Recorded data:
_____

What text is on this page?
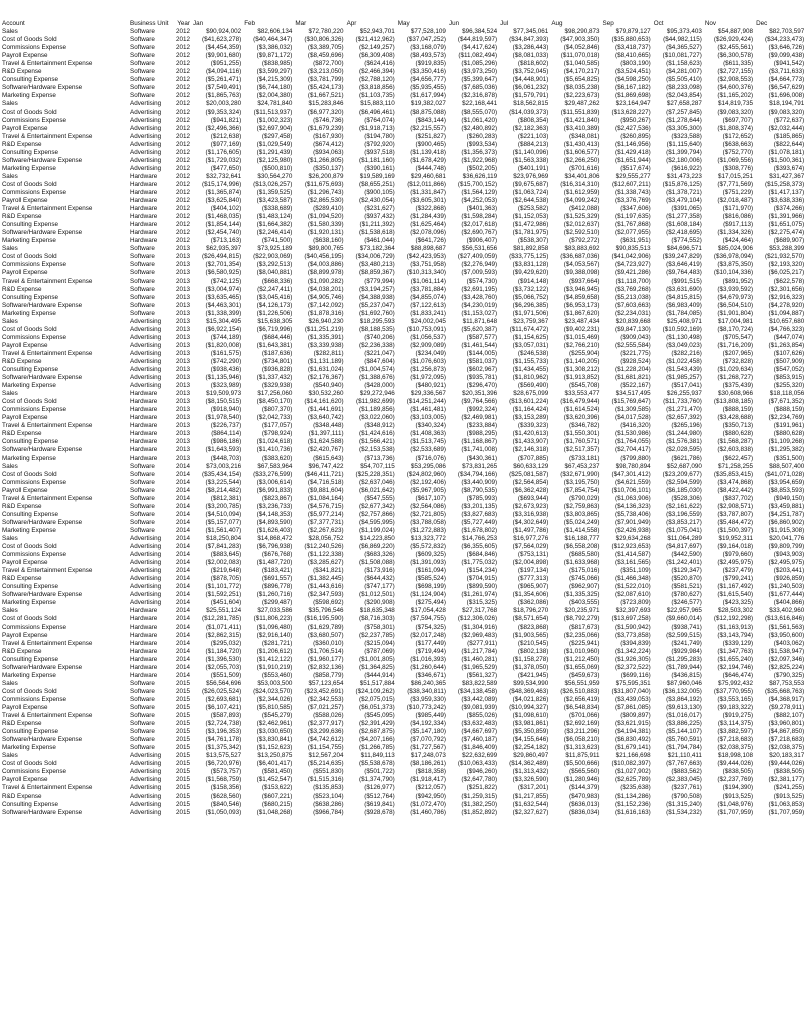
Account	Business Unit	Year	Jan	Feb	Mar	Apr	May	Jun	Jul	Aug	Sep	Oct	Nov	Dec
Sales	Software	2012	$90,924,002	$82,606,134	$72,780,220	$52,943,701	$77,528,109	$96,384,524	$77,345,061	$98,290,873	$79,879,127	$95,373,403	$54,887,908	$82,703,597
Cost of Goods Sold	Software	2012	($41,623,278)	($40,464,347)	($30,806,326)	($21,412,962)	($37,047,252)	($44,819,597)	($34,847,393)	($47,903,350)	($35,880,653)	($44,982,115)	($26,929,424)	($34,233,473)
Commissions Expense	Software	2012	($4,454,359)	($3,386,032)	($3,389,705)	($2,149,257)	($3,168,079)	($4,417,624)	($3,286,443)	($4,052,846)	($3,418,737)	($4,365,527)	($2,455,561)	($3,646,726)
Payroll Expense	Software	2012	($9,901,680)	($9,871,172)	($8,459,696)	($6,309,408)	($8,493,573)	($11,082,494)	($8,081,033)	($11,070,018)	($8,410,665)	($10,081,727)	($6,300,578)	($9,099,438)
Travel & Entertainment Expense	Software	2012	($951,255)	($838,985)	($872,700)	($624,416)	($919,835)	($1,085,296)	($818,602)	($1,040,585)	($803,190)	($1,158,623)	($611,335)	($941,542)
R&D Expense	Software	2012	($4,094,116)	($3,599,297)	($3,213,050)	($2,466,394)	($3,350,416)	($3,973,250)	($3,752,045)	($4,170,217)	($3,524,451)	($4,281,007)	($2,727,155)	($3,711,633)
Consulting Expense	Software	2012	($5,261,471)	($4,215,309)	($3,781,799)	($2,788,120)	($4,656,777)	($5,399,647)	($4,448,901)	($5,654,825)	($4,598,250)	($5,505,410)	($2,908,553)	($4,664,773)
Software/Hardware Expense	Software	2012	($7,549,491)	($6,744,180)	($5,424,173)	($3,818,856)	($5,935,455)	($7,685,036)	($6,061,232)	($8,035,238)	($6,167,182)	($8,233,098)	($4,600,376)	($6,547,629)
Marketing Expense	Software	2012	($1,865,763)	($2,004,380)	($1,667,521)	($1,103,735)	($1,617,994)	($2,316,878)	($1,579,791)	($2,223,673)	($1,869,698)	($2,043,854)	($1,165,202)	($1,696,008)
Sales	Advertising	2012	$20,003,280	$24,781,840	$15,283,846	$15,883,110	$19,382,027	$22,168,441	$18,562,815	$29,487,262	$23,164,947	$27,658,287	$14,819,735	$18,194,791
Cost of Goods Sold	Advertising	2012	($9,353,324)	($11,513,937)	($6,977,320)	($6,496,461)	($8,875,088)	($8,555,070)	($14,039,373)	($11,551,839)	($13,628,227)	($7,257,845)	($9,083,320)	($9,083,320)
Commissions Expense	Advertising	2012	($941,821)	($1,002,323)	($746,736)	($764,074)	($843,144)	($1,061,420)	($808,354)	($1,421,840)	($950,267)	($1,278,644)	($697,707)	($772,637)
Payroll Expense	Advertising	2012	($2,496,366)	($2,697,904)	($1,679,239)	($1,918,713)	($2,215,557)	($2,480,892)	($2,182,363)	($3,410,389)	($2,427,536)	($3,305,300)	($1,808,374)	($2,032,444)
Travel & Entertainment Expense	Advertising	2012	($212,638)	($297,458)	($167,930)	($194,780)	($251,827)	($260,283)	($221,103)	($348,081)	($260,895)	($323,588)	($172,652)	($185,865)
R&D Expense	Advertising	2012	($977,169)	($1,029,549)	($674,412)	($792,920)	($900,465)	($993,534)	($884,213)	($1,430,413)	($1,146,956)	($1,115,640)	($638,663)	($822,644)
Consulting Expense	Advertising	2012	($1,176,605)	($1,291,439)	($934,063)	($937,518)	($1,139,418)	($1,356,373)	($1,140,096)	($1,606,577)	($1,429,418)	($1,399,794)	($752,770)	($1,078,181)
Software/Hardware Expense	Advertising	2012	($1,729,032)	($2,125,980)	($1,266,805)	($1,181,160)	($1,678,429)	($1,922,968)	($1,563,338)	($2,266,250)	($1,651,944)	($2,180,006)	($1,069,556)	($1,500,361)
Marketing Expense	Advertising	2012	($477,650)	($500,810)	($350,137)	($390,161)	($444,748)	($502,205)	($401,191)	($701,616)	($517,674)	($616,922)	($308,776)	($393,674)
Sales	Hardware	2012	$32,732,641	$30,564,270	$26,200,879	$19,589,169	$29,460,681	$36,626,119	$23,976,969	$34,401,806	$29,555,277	$31,473,223	$17,015,251	$31,427,367
Cost of Goods Sold	Hardware	2012	($15,174,996)	($13,026,257)	($11,675,693)	($8,655,251)	($12,011,866)	($15,700,152)	($9,675,687)	($16,314,310)	($12,607,211)	($15,876,125)	($7,771,569)	($15,258,373)
Commissions Expense	Hardware	2012	($1,365,874)	($1,359,525)	($1,296,743)	($900,105)	($1,331,847)	($1,564,129)	($1,063,724)	($1,612,959)	($1,338,743)	($1,378,721)	($751,229)	($1,417,137)
Payroll Expense	Hardware	2012	($3,625,840)	($3,423,587)	($2,865,530)	($2,430,054)	($3,605,301)	($4,252,053)	($2,644,538)	($4,099,242)	($3,376,769)	($3,479,104)	($2,018,487)	($3,638,336)
Travel & Entertainment Expense	Hardware	2012	($404,102)	($338,689)	($289,410)	($231,627)	($322,868)	($401,363)	($253,582)	($412,088)	($347,606)	($391,065)	($171,970)	($374,266)
R&D Expense	Hardware	2012	($1,468,035)	($1,483,124)	($1,094,520)	($937,432)	($1,284,439)	($1,598,284)	($1,152,053)	($1,525,329)	($1,197,635)	($1,277,358)	($816,086)	($1,391,966)
Consulting Expense	Hardware	2012	($1,854,144)	($1,664,382)	($1,580,339)	($1,211,392)	($1,625,464)	($2,017,618)	($1,472,986)	($2,012,637)	($1,767,868)	($1,608,184)	($917,113)	($1,651,075)
Software/Hardware Expense	Hardware	2012	($2,454,740)	($2,246,414)	($1,920,131)	($1,538,618)	($2,078,096)	($2,690,767)	($1,781,975)	($2,592,510)	($2,077,955)	($2,418,695)	($1,334,326)	($2,275,474)
Marketing Expense	Hardware	2012	($713,163)	($741,500)	($638,160)	($461,044)	($641,726)	($906,407)	($538,307)	($792,272)	($631,951)	($774,552)	($424,464)	($689,907)
Sales	Software	2013	$62,935,397	$73,925,189	$89,800,765	$73,182,364	$88,898,687	$56,531,656	$81,892,858	$83,883,692	$90,835,513	$84,696,571	$85,024,906	$53,288,399
Cost of Goods Sold	Software	2013	($26,494,815)	($22,903,069)	($40,456,195)	($34,006,729)	($42,423,953)	($27,409,059)	($33,775,125)	($36,687,036)	($41,042,906)	($39,247,829)	($36,978,094)	($21,932,570)
Commissions Expense	Software	2013	($2,701,354)	($3,292,513)	($4,003,886)	($3,480,213)	($3,751,958)	($2,276,949)	($3,831,128)	($4,053,567)	($4,723,927)	($3,646,419)	($3,875,350)	($2,193,320)
Payroll Expense	Software	2013	($6,580,925)	($8,040,881)	($8,899,978)	($8,859,367)	($10,313,340)	($7,009,593)	($9,429,620)	($9,388,098)	($9,421,286)	($9,764,483)	($10,104,336)	($6,025,217)
Travel & Entertainment Expense	Software	2013	($742,125)	($668,336)	($1,090,282)	($779,994)	($1,061,114)	($574,730)	($914,148)	($937,664)	($1,118,700)	($991,515)	($891,952)	($622,578)
R&D Expense	Software	2013	($3,004,974)	($2,247,411)	($4,038,201)	($3,194,257)	($3,781,884)	($2,691,195)	($3,732,122)	($3,946,945)	($3,769,268)	($3,631,690)	($3,939,592)	($2,301,656)
Consulting Expense	Software	2013	($3,635,465)	($3,045,416)	($4,905,746)	($4,388,938)	($4,855,074)	($3,428,760)	($5,066,752)	($4,859,658)	($5,213,038)	($4,815,815)	($4,679,973)	($2,916,323)
Software/Hardware Expense	Software	2013	($4,463,301)	($4,126,173)	($7,142,092)	($5,237,047)	($7,122,613)	($4,230,019)	($6,296,385)	($6,953,173)	($7,603,663)	($6,983,409)	($6,504,510)	($4,278,920)
Marketing Expense	Software	2013	($1,338,399)	($1,226,506)	($1,878,316)	($1,692,760)	($1,833,241)	($1,153,027)	($1,971,506)	($1,867,620)	($2,234,031)	($1,784,085)	($1,901,804)	($1,094,887)
Sales	Advertising	2013	$15,304,495	$15,638,305	$26,940,230	$18,295,593	$24,002,045	$11,871,648	$23,759,367	$23,487,434	$20,839,668	$25,408,971	$17,004,981	$10,657,680
Cost of Goods Sold	Advertising	2013	($6,922,154)	($6,719,996)	($11,251,219)	($8,188,535)	($10,753,091)	($5,620,387)	($11,674,472)	($9,402,231)	($9,847,130)	($10,592,169)	($8,170,724)	($4,766,323)
Commissions Expense	Advertising	2013	($744,189)	($684,446)	($1,335,391)	($740,206)	($1,056,537)	($587,577)	($1,154,625)	($1,015,469)	($909,043)	($1,130,498)	($705,547)	($447,074)
Payroll Expense	Advertising	2013	($1,820,008)	($1,643,381)	($3,339,938)	($2,236,338)	($2,909,089)	($1,461,544)	($3,057,031)	($2,766,210)	($2,555,584)	($3,049,023)	($1,716,209)	($1,263,854)
Travel & Entertainment Expense	Advertising	2013	($161,575)	($187,636)	($282,811)	($221,047)	($234,049)	($144,005)	($246,538)	($255,904)	($221,775)	($282,216)	($207,965)	($107,626)
R&D Expense	Advertising	2013	($742,290)	($734,801)	($1,131,189)	($847,604)	($1,076,603)	($581,037)	($1,155,733)	($1,140,205)	($928,524)	($1,022,458)	($732,828)	($507,909)
Consulting Expense	Advertising	2013	($938,436)	($936,828)	($1,631,024)	($1,004,574)	($1,256,873)	($602,967)	($1,434,455)	($1,308,212)	($1,228,204)	($1,543,439)	($1,029,634)	($547,052)
Software/Hardware Expense	Advertising	2013	($1,135,946)	($1,337,432)	($2,176,367)	($1,388,676)	($1,972,095)	($935,781)	($1,810,962)	($1,913,852)	($1,681,821)	($1,985,257)	($1,268,727)	($853,915)
Marketing Expense	Advertising	2013	($323,989)	($329,938)	($540,940)	($428,000)	($480,921)	($296,470)	($569,490)	($545,708)	($522,167)	($517,041)	($375,439)	($255,320)
Sales	Hardware	2013	$19,509,973	$17,256,060	$30,532,260	$29,272,946	$29,336,567	$20,351,396	$28,675,099	$33,553,477	$34,517,495	$26,255,937	$30,608,966	$18,118,056
Cost of Goods Sold	Hardware	2013	($8,150,515)	($8,450,170)	($14,161,620)	($11,982,699)	($14,251,244)	($9,764,566)	($13,601,224)	($16,479,944)	($15,769,647)	($11,733,760)	($13,808,185)	($7,671,352)
Commissions Expense	Hardware	2013	($918,940)	($807,370)	($1,441,691)	($1,189,856)	($1,461,481)	($992,324)	($1,164,424)	($1,614,524)	($1,309,585)	($1,271,470)	($888,159)	($888,159)
Payroll Expense	Hardware	2013	($1,978,540)	($2,042,733)	($3,640,742)	($3,022,060)	($3,103,005)	($2,469,981)	($3,153,289)	($3,620,396)	($4,017,528)	($2,657,392)	($3,428,688)	($2,234,769)
Travel & Entertainment Expense	Hardware	2013	($226,737)	($177,057)	($348,448)	($348,912)	($340,324)	($233,884)	($339,323)	($346,782)	($416,320)	($265,196)	($350,713)	($191,961)
R&D Expense	Hardware	2013	($864,114)	($798,924)	($1,397,111)	($1,424,616)	($1,408,363)	($988,295)	($1,420,613)	($1,550,301)	($1,530,986)	($1,244,980)	($880,628)	($880,628)
Consulting Expense	Hardware	2013	($986,186)	($1,024,618)	($1,624,588)	($1,566,421)	($1,513,745)	($1,168,867)	($1,433,907)	($1,760,571)	($1,764,055)	($1,576,381)	($1,568,287)	($1,109,268)
Software/Hardware Expense	Hardware	2013	($1,643,593)	($1,410,736)	($2,420,767)	($2,153,538)	($2,533,689)	($1,741,008)	($2,146,318)	($2,517,357)	($2,704,417)	($2,028,595)	($2,603,838)	($1,295,382)
Marketing Expense	Hardware	2013	($448,703)	($383,620)	($615,643)	($713,736)	($716,076)	($430,361)	($707,885)	($733,181)	($799,880)	($621,786)	($622,457)	($351,500)
Sales	Software	2014	$73,003,216	$67,583,964	$96,747,422	$54,707,115	$53,295,086	$73,831,265	$60,633,129	$67,453,237	$98,780,894	$52,687,090	$71,258,255	$88,507,400
Cost of Goods Sold	Software	2014	($35,434,154)	($33,276,599)	($46,411,721)	($25,228,351)	($24,802,960)	($34,794,166)	($25,081,587)	($32,671,990)	($47,301,412)	($23,209,677)	($35,853,415)	($41,071,028)
Commissions Expense	Software	2014	($3,225,544)	($3,006,614)	($4,716,518)	($2,637,046)	($2,192,406)	($3,440,909)	($2,564,854)	($3,195,750)	($4,621,559)	($2,594,599)	($3,474,868)	($3,954,659)
Payroll Expense	Software	2014	($8,214,482)	($6,991,833)	($9,881,604)	($6,021,642)	($5,967,905)	($8,790,535)	($6,362,428)	($7,854,754)	($10,706,101)	($6,185,030)	($8,422,442)	($8,853,593)
Travel & Entertainment Expense	Software	2014	($812,381)	($823,867)	($1,084,164)	($547,555)	($617,107)	($785,993)	($693,944)	($790,029)	($1,063,906)	($528,306)	($837,702)	($949,150)
R&D Expense	Software	2014	($3,200,785)	($3,236,733)	($4,576,715)	($2,677,342)	($2,564,086)	($3,201,135)	($2,673,923)	($2,759,863)	($4,136,323)	($2,161,622)	($2,908,571)	($3,459,881)
Consulting Expense	Software	2014	($4,510,094)	($4,148,353)	($5,977,214)	($2,757,866)	($2,721,805)	($3,827,683)	($3,316,938)	($3,803,865)	($5,738,406)	($3,196,559)	($3,787,807)	($4,251,787)
Software/Hardware Expense	Software	2014	($5,157,077)	($4,893,590)	($7,377,731)	($4,595,995)	($3,788,058)	($5,727,449)	($4,302,649)	($5,024,249)	($7,901,949)	($3,853,217)	($5,484,472)	($6,860,902)
Marketing Expense	Software	2014	($1,561,407)	($1,626,403)	($2,267,623)	($1,199,024)	($1,272,883)	($1,678,802)	($1,497,786)	($1,414,558)	($2,426,938)	($1,075,041)	($1,500,397)	($1,915,308)
Sales	Advertising	2014	$18,250,804	$14,868,472	$28,056,752	$14,223,850	$13,323,772	$14,766,253	$16,977,276	$16,188,777	$29,634,268	$11,064,289	$19,952,311	$20,041,776
Cost of Goods Sold	Advertising	2014	($7,841,283)	($6,796,938)	($12,240,526)	($6,869,220)	($5,572,832)	($6,355,605)	($7,564,029)	($6,558,208)	($12,923,653)	($4,817,697)	($9,164,018)	($9,809,799)
Commissions Expense	Advertising	2014	($883,645)	($676,768)	($1,122,338)	($683,326)	($609,325)	($684,846)	($753,131)	($685,580)	($1,414,587)	($442,590)	($979,660)	($943,903)
Payroll Expense	Advertising	2014	($2,002,083)	($1,487,720)	($3,285,627)	($1,508,088)	($1,391,093)	($1,775,032)	($2,004,898)	($1,633,968)	($3,161,565)	($1,242,401)	($2,495,975)	($2,495,975)
Travel & Entertainment Expense	Advertising	2014	($219,648)	($183,421)	($341,821)	($173,916)	($161,094)	($154,234)	($197,134)	($175,016)	($351,109)	($129,347)	($237,479)	($203,441)
R&D Expense	Advertising	2014	($878,705)	($691,557)	($1,382,445)	($644,432)	($585,524)	($704,915)	($777,313)	($745,066)	($1,466,348)	($520,870)	($799,241)	($926,859)
Consulting Expense	Advertising	2014	($1,101,772)	($896,778)	($1,443,616)	($747,177)	($698,199)	($899,590)	($965,907)	($962,907)	($1,522,010)	($581,521)	($1,167,492)	($1,240,503)
Software/Hardware Expense	Advertising	2014	($1,592,251)	($1,260,716)	($2,347,593)	($1,012,501)	($1,124,904)	($1,261,974)	($1,354,606)	($1,335,325)	($2,087,610)	($780,627)	($1,615,540)	($1,677,444)
Marketing Expense	Advertising	2014	($451,604)	($299,487)	($598,692)	($290,908)	($275,494)	($315,325)	($362,086)	($403,555)	($723,809)	($246,577)	($423,325)	($404,866)
Sales	Hardware	2014	$25,551,124	$27,033,586	$35,796,546	$18,635,348	$17,054,428	$27,317,768	$18,796,270	$20,235,971	$32,397,693	$22,957,965	$28,503,302	$33,402,960
Cost of Goods Sold	Hardware	2014	($12,281,785)	($11,806,223)	($16,195,590)	($8,716,303)	($7,594,755)	($12,306,026)	($8,571,654)	($8,792,279)	($13,697,258)	($9,660,014)	($12,192,298)	($13,616,846)
Commissions Expense	Hardware	2014	($1,071,411)	($1,096,480)	($1,629,789)	($758,301)	($754,325)	($1,304,916)	($823,868)	($817,673)	($1,590,942)	($938,741)	($1,163,913)	($1,561,563)
Payroll Expense	Hardware	2014	($2,862,315)	($2,916,140)	($3,680,507)	($2,237,785)	($2,017,248)	($2,969,483)	($1,903,565)	($2,235,066)	($3,773,858)	($2,599,515)	($3,143,794)	($3,950,600)
Travel & Entertainment Expense	Hardware	2014	($295,032)	($281,721)	($360,010)	($215,094)	($177,449)	($277,911)	($210,545)	($225,941)	($394,839)	($241,749)	($339,129)	($403,062)
R&D Expense	Hardware	2014	($1,184,720)	($1,206,612)	($1,706,514)	($787,069)	($719,494)	($1,217,784)	($802,138)	($1,010,960)	($1,342,224)	($929,984)	($1,347,763)	($1,538,947)
Consulting Expense	Hardware	2014	($1,396,530)	($1,412,122)	($1,960,177)	($1,001,805)	($1,016,393)	($1,460,281)	($1,158,278)	($1,212,450)	($1,926,305)	($1,295,283)	($1,655,240)	($2,097,346)
Software/Hardware Expense	Hardware	2014	($2,055,703)	($1,910,219)	($2,832,136)	($1,364,825)	($1,260,644)	($1,965,529)	($1,378,050)	($1,655,069)	($2,372,522)	($1,789,944)	($2,194,746)	($2,825,224)
Marketing Expense	Hardware	2014	($551,509)	($553,460)	($858,779)	($444,914)	($346,671)	($561,327)	($421,945)	($459,673)	($699,116)	($436,815)	($646,474)	($790,325)
Sales	Software	2015	$56,564,696	$53,003,500	$57,123,654	$51,517,884	$86,240,365	$83,822,589	$99,534,990	$56,551,959	$75,595,351	$87,960,046	$75,992,432	$87,753,553
Cost of Goods Sold	Software	2015	($26,025,524)	($24,023,570)	($23,452,691)	($24,109,262)	($38,340,811)	($34,138,458)	($48,369,463)	($26,510,883)	($31,807,040)	($36,132,005)	($37,770,955)	($35,668,763)
Commissions Expense	Software	2015	($2,693,681)	($2,344,026)	($2,342,553)	($2,075,015)	($3,959,330)	($3,442,089)	($4,021,826)	($2,656,419)	($3,439,053)	($3,864,192)	($3,553,165)	($4,368,917)
Payroll Expense	Software	2015	($6,107,421)	($5,810,585)	($7,021,257)	($6,051,373)	($10,773,242)	($9,081,939)	($10,994,327)	($6,548,834)	($7,861,085)	($9,613,130)	($9,183,322)	($9,278,911)
Travel & Entertainment Expense	Software	2015	($587,893)	($545,279)	($588,026)	($545,095)	($985,449)	($855,026)	($1,098,610)	($701,066)	($809,897)	($1,016,017)	($919,275)	($882,107)
R&D Expense	Software	2015	($2,724,738)	($2,462,961)	($2,377,917)	($2,391,429)	($4,192,334)	($3,632,483)	($3,981,861)	($2,692,169)	($3,621,915)	($3,886,225)	($3,114,375)	($3,960,801)
Consulting Expense	Software	2015	($3,196,353)	($3,030,650)	($3,299,636)	($2,687,875)	($5,147,180)	($4,667,697)	($5,350,859)	($3,211,296)	($4,194,381)	($5,144,107)	($3,882,597)	($4,867,850)
Software/Hardware Expense	Software	2015	($4,761,178)	($3,830,841)	($4,742,612)	($4,207,166)	($7,070,792)	($7,460,187)	($4,155,646)	($6,058,210)	($6,830,492)	($5,760,591)	($7,218,683)	($7,218,683)
Marketing Expense	Software	2015	($1,375,342)	($1,152,623)	($1,154,755)	($1,266,785)	($1,727,567)	($1,846,409)	($2,254,182)	($1,313,623)	($1,679,141)	($1,794,784)	($2,038,375)	($2,038,375)
Sales	Advertising	2015	$13,575,527	$13,250,875	$12,567,204	$11,849,113	$17,248,073	$22,632,699	$29,860,497	$11,875,911	$21,166,698	$21,110,411	$18,998,108	$20,183,317
Cost of Goods Sold	Advertising	2015	($6,720,976)	($6,401,417)	($5,214,635)	($5,538,678)	($8,186,261)	($10,063,433)	($14,362,489)	($5,500,666)	($10,082,397)	($7,767,663)	($9,444,026)	($9,444,026)
Commissions Expense	Advertising	2015	($573,757)	($581,450)	($551,830)	($501,722)	($818,358)	($946,260)	($1,313,432)	($565,560)	($1,027,902)	($883,562)	($838,505)	($838,505)
Payroll Expense	Advertising	2015	($1,568,759)	($1,452,547)	($1,515,316)	($1,374,790)	($1,918,417)	($2,647,780)	($3,326,590)	($1,280,946)	($2,625,789)	($2,383,045)	($2,237,769)	($2,381,177)
Travel & Entertainment Expense	Advertising	2015	($158,356)	($153,622)	($135,853)	($126,977)	($212,057)	($251,822)	($317,201)	($144,379)	($235,638)	($237,761)	($194,390)	($241,255)
R&D Expense	Advertising	2015	($628,560)	($607,221)	($523,104)	($512,764)	($942,950)	($1,259,315)	($1,217,855)	($470,983)	($1,134,286)	($790,508)	($913,525)	($913,525)
Consulting Expense	Advertising	2015	($840,546)	($680,215)	($638,286)	($619,841)	($1,072,470)	($1,382,250)	($1,632,544)	($636,013)	($1,152,236)	($1,315,240)	($1,048,976)	($1,063,853)
Software/Hardware Expense	Advertising	2015	($1,050,093)	($1,048,268)	($966,784)	($928,678)	($1,460,786)	($1,852,892)	($2,327,627)	($836,034)	($1,616,163)	($1,534,232)	($1,707,959)	($1,707,959)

_____

* Prompt *
The lines to collect are those holding the string "Commissions"; copy them all.

* Problem solution *
Commissions Expense	Software	2012	($4,454,359)	($3,386,032)	($3,389,705)	($2,149,257)	($3,168,079)	($4,417,624)	($3,286,443)	($4,052,846)	($3,418,737)	($4,365,527)	($2,455,561)	($3,646,726)
Commissions Expense	Advertising	2012	($941,821)	($1,002,323)	($746,736)	($764,074)	($843,144)	($1,061,420)	($808,354)	($1,421,840)	($950,267)	($1,278,644)	($697,707)	($772,637)
Commissions Expense	Hardware	2012	($1,365,874)	($1,359,525)	($1,296,743)	($900,105)	($1,331,847)	($1,564,129)	($1,063,724)	($1,612,959)	($1,338,743)	($1,378,721)	($751,229)	($1,417,137)
Commissions Expense	Software	2013	($2,701,354)	($3,292,513)	($4,003,886)	($3,480,213)	($3,751,958)	($2,276,949)	($3,831,128)	($4,053,567)	($4,723,927)	($3,646,419)	($3,875,350)	($2,193,320)
Commissions Expense	Advertising	2013	($744,189)	($684,446)	($1,335,391)	($740,206)	($1,056,537)	($587,577)	($1,154,625)	($1,015,469)	($909,043)	($1,130,498)	($705,547)	($447,074)
Commissions Expense	Hardware	2013	($918,940)	($807,370)	($1,441,691)	($1,189,856)	($1,461,481)	($992,324)	($1,164,424)	($1,614,524)	($1,309,585)	($1,271,470)	($888,159)	($888,159)
Commissions Expense	Software	2014	($3,225,544)	($3,006,614)	($4,716,518)	($2,637,046)	($2,192,406)	($3,440,909)	($2,564,854)	($3,195,750)	($4,621,559)	($2,594,599)	($3,474,868)	($3,954,659)
Commissions Expense	Advertising	2014	($883,645)	($676,768)	($1,122,338)	($683,326)	($609,325)	($684,846)	($753,131)	($685,580)	($1,414,587)	($442,590)	($979,660)	($943,903)
Commissions Expense	Hardware	2014	($1,071,411)	($1,096,480)	($1,629,789)	($758,301)	($754,325)	($1,304,916)	($823,868)	($817,673)	($1,590,942)	($938,741)	($1,163,913)	($1,561,563)
Commissions Expense	Software	2015	($2,693,681)	($2,344,026)	($2,342,553)	($2,075,015)	($3,959,330)	($3,442,089)	($4,021,826)	($2,656,419)	($3,439,053)	($3,864,192)	($3,553,165)	($4,368,917)
Commissions Expense	Advertising	2015	($573,757)	($581,450)	($551,830)	($501,722)	($818,358)	($946,260)	($1,313,432)	($565,560)	($1,027,902)	($883,562)	($838,505)	($838,505)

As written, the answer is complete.